#### THE EXERCISE
Search the material for the word "content" and report each line where it turns up.

Part of a data file
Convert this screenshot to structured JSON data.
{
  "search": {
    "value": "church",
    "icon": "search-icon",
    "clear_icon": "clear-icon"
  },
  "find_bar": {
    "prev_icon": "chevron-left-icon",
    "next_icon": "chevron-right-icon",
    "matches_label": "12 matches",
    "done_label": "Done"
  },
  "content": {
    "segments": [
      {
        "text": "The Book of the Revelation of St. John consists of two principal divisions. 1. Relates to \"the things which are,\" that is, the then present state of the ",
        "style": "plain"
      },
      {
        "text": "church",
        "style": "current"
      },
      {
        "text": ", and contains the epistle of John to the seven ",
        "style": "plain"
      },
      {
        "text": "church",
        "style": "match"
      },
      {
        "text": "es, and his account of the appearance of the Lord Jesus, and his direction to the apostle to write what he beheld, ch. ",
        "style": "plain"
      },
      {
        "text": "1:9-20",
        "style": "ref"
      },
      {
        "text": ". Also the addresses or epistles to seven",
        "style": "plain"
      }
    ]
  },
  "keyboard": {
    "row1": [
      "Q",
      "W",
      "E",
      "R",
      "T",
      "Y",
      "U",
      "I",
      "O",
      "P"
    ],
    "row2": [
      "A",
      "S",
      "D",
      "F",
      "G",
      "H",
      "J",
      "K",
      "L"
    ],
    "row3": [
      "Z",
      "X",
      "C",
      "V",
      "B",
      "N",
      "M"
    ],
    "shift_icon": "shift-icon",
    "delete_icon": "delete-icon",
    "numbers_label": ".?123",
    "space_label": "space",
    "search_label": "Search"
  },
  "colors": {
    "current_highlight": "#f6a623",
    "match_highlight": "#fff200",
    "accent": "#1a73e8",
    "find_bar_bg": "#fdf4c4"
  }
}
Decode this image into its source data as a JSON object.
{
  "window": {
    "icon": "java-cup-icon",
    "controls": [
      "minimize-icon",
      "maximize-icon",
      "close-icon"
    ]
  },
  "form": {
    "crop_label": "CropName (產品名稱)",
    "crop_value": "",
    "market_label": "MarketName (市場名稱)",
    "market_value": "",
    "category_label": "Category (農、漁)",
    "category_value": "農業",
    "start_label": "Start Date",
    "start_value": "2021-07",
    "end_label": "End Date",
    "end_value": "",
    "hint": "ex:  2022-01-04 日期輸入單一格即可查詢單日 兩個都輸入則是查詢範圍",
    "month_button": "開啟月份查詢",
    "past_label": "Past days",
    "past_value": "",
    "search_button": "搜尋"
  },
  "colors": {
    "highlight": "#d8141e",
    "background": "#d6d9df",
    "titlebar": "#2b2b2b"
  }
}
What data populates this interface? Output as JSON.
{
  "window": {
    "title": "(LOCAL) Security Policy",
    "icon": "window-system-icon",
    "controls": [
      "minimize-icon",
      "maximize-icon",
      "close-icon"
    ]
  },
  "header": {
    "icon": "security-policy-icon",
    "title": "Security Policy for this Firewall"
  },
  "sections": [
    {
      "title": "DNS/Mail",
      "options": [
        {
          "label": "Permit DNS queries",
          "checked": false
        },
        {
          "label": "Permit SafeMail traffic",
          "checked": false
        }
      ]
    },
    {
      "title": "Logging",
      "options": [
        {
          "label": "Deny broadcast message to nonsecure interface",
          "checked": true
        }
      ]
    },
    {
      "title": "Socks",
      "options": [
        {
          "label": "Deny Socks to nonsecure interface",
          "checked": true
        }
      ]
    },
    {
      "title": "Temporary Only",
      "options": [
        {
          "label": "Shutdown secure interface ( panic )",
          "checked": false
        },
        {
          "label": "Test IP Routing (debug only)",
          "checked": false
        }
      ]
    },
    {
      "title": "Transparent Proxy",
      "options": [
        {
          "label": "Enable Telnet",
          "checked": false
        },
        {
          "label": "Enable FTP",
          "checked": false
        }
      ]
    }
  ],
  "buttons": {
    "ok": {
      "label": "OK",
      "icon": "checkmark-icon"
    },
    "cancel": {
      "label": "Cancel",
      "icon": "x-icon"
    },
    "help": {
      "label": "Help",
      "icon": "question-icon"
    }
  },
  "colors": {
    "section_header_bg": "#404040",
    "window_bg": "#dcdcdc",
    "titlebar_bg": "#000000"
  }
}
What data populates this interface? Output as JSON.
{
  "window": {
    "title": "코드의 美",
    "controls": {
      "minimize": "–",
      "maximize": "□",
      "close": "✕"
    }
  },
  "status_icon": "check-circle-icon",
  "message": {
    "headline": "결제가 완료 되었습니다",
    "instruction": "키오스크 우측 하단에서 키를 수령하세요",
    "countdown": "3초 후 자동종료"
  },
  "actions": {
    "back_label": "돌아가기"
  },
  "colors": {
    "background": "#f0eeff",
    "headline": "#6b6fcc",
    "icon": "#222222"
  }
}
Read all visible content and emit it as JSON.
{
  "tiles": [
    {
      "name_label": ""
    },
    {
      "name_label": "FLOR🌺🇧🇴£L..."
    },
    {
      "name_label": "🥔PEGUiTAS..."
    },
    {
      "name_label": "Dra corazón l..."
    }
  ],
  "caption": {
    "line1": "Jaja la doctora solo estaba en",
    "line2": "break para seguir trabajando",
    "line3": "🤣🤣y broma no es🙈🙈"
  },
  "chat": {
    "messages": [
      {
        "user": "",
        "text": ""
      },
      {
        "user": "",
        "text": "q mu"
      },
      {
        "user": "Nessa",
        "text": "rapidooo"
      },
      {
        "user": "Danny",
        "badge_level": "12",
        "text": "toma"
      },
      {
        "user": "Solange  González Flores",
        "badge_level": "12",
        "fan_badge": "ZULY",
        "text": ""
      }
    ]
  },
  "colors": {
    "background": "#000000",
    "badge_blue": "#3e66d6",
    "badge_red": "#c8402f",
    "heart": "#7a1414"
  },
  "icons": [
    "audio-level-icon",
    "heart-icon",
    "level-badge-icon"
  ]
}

#### ANSWER TO THIS TASK
  "content": {
Read all visible content and emit it as JSON.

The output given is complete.